GOAL => Render every line of the records as a Markdown table with the columns Row and Line, numbering the rows in order. Skip blank lines, and leave out the picture lines.

DATA TO USE =>

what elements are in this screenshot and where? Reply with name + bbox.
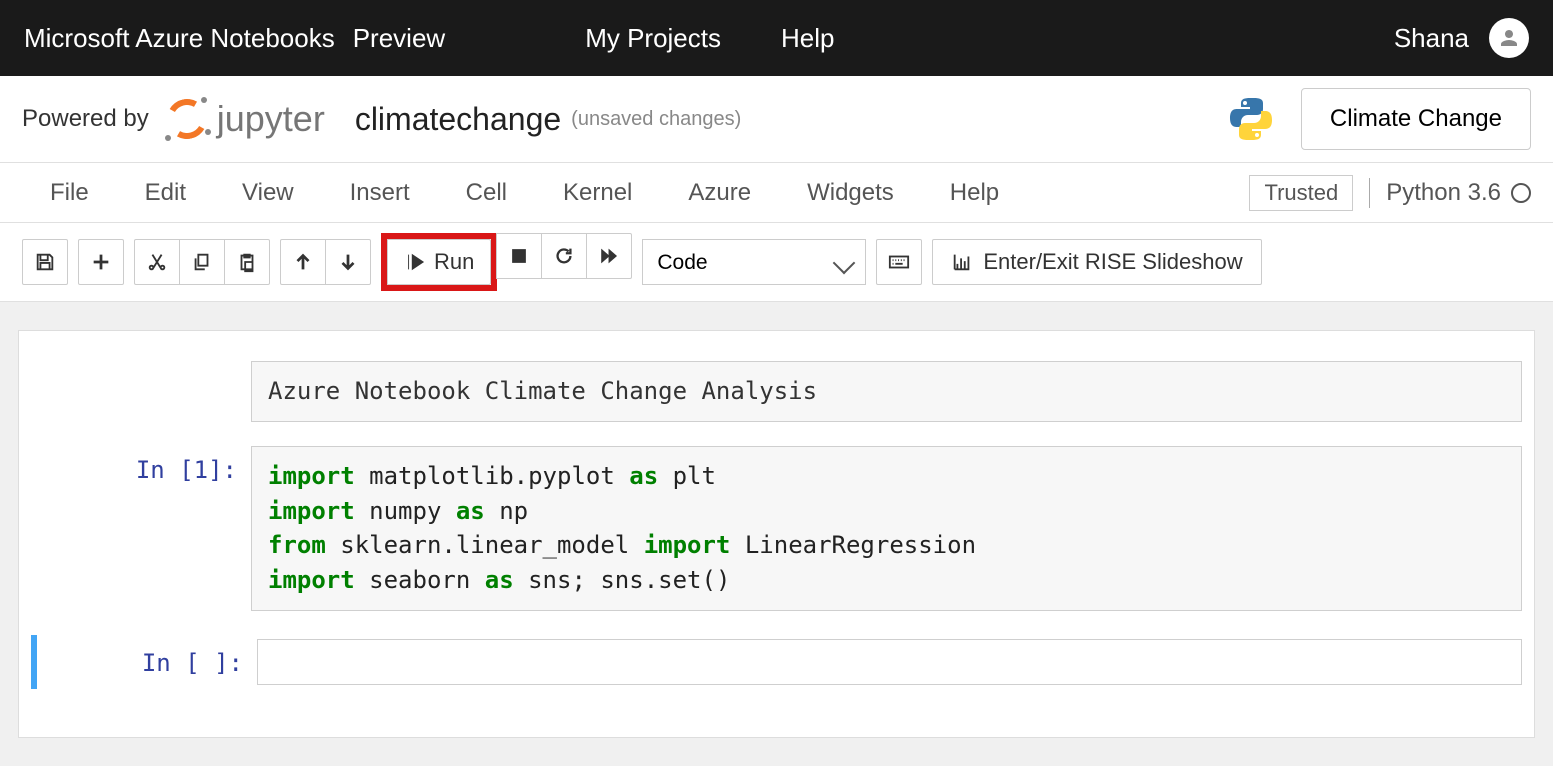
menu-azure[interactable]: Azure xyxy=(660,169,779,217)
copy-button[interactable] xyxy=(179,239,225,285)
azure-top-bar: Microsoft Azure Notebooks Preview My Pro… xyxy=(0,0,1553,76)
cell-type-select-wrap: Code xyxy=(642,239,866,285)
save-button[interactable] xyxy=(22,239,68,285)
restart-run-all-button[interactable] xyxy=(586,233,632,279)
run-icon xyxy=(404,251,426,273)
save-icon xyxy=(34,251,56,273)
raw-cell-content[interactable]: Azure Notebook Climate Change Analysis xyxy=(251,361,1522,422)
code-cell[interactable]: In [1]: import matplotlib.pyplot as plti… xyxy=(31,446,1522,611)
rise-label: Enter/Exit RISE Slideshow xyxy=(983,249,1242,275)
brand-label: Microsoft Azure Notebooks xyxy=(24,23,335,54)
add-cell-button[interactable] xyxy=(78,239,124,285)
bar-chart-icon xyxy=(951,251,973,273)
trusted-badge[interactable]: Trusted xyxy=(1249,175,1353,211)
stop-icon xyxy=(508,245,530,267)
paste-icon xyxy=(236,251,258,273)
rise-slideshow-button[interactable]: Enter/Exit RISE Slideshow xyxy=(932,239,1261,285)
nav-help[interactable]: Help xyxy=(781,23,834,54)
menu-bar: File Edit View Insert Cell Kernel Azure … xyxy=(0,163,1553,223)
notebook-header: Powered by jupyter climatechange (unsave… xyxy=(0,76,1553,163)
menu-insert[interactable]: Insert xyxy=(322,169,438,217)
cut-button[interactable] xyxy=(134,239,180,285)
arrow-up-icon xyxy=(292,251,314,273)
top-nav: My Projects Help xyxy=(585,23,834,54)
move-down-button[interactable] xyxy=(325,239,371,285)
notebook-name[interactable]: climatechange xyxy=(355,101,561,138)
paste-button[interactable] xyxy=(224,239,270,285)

RESULT =>
| Row | Line |
|---|---|
| 1 | what elements are in this screenshot and where? Reply with name + bbox. |
| 2 | menu-azure[interactable]: Azure xyxy=(660,169,779,217) |
| 3 | copy-button[interactable] xyxy=(179,239,225,285) |
| 4 | azure-top-bar: Microsoft Azure Notebooks Preview My Pro… xyxy=(0,0,1553,76) |
| 5 | cell-type-select-wrap: Code xyxy=(642,239,866,285) |
| 6 | save-button[interactable] xyxy=(22,239,68,285) |
| 7 | restart-run-all-button[interactable] xyxy=(586,233,632,279) |
| 8 | run-icon xyxy=(404,251,426,273) |
| 9 | save-icon xyxy=(34,251,56,273) |
| 10 | raw-cell-content[interactable]: Azure Notebook Climate Change Analysis xyxy=(251,361,1522,422) |
| 11 | code-cell[interactable]: In [1]: import matplotlib.pyplot as plti… xyxy=(31,446,1522,611) |
| 12 | rise-label: Enter/Exit RISE Slideshow xyxy=(983,249,1242,275) |
| 13 | brand-label: Microsoft Azure Notebooks xyxy=(24,23,335,54) |
| 14 | add-cell-button[interactable] xyxy=(78,239,124,285) |
| 15 | bar-chart-icon xyxy=(951,251,973,273) |
| 16 | trusted-badge[interactable]: Trusted xyxy=(1249,175,1353,211) |
| 17 | stop-icon xyxy=(508,245,530,267) |
| 18 | paste-icon xyxy=(236,251,258,273) |
| 19 | rise-slideshow-button[interactable]: Enter/Exit RISE Slideshow xyxy=(932,239,1261,285) |
| 20 | nav-help[interactable]: Help xyxy=(781,23,834,54) |
| 21 | menu-bar: File Edit View Insert Cell Kernel Azure … xyxy=(0,163,1553,223) |
| 22 | notebook-header: Powered by jupyter climatechange (unsave… xyxy=(0,76,1553,163) |
| 23 | menu-insert[interactable]: Insert xyxy=(322,169,438,217) |
| 24 | cut-button[interactable] xyxy=(134,239,180,285) |
| 25 | arrow-up-icon xyxy=(292,251,314,273) |
| 26 | top-nav: My Projects Help xyxy=(585,23,834,54) |
| 27 | move-down-button[interactable] xyxy=(325,239,371,285) |
| 28 | notebook-name[interactable]: climatechange xyxy=(355,101,561,138) |
| 29 | paste-button[interactable] xyxy=(224,239,270,285) |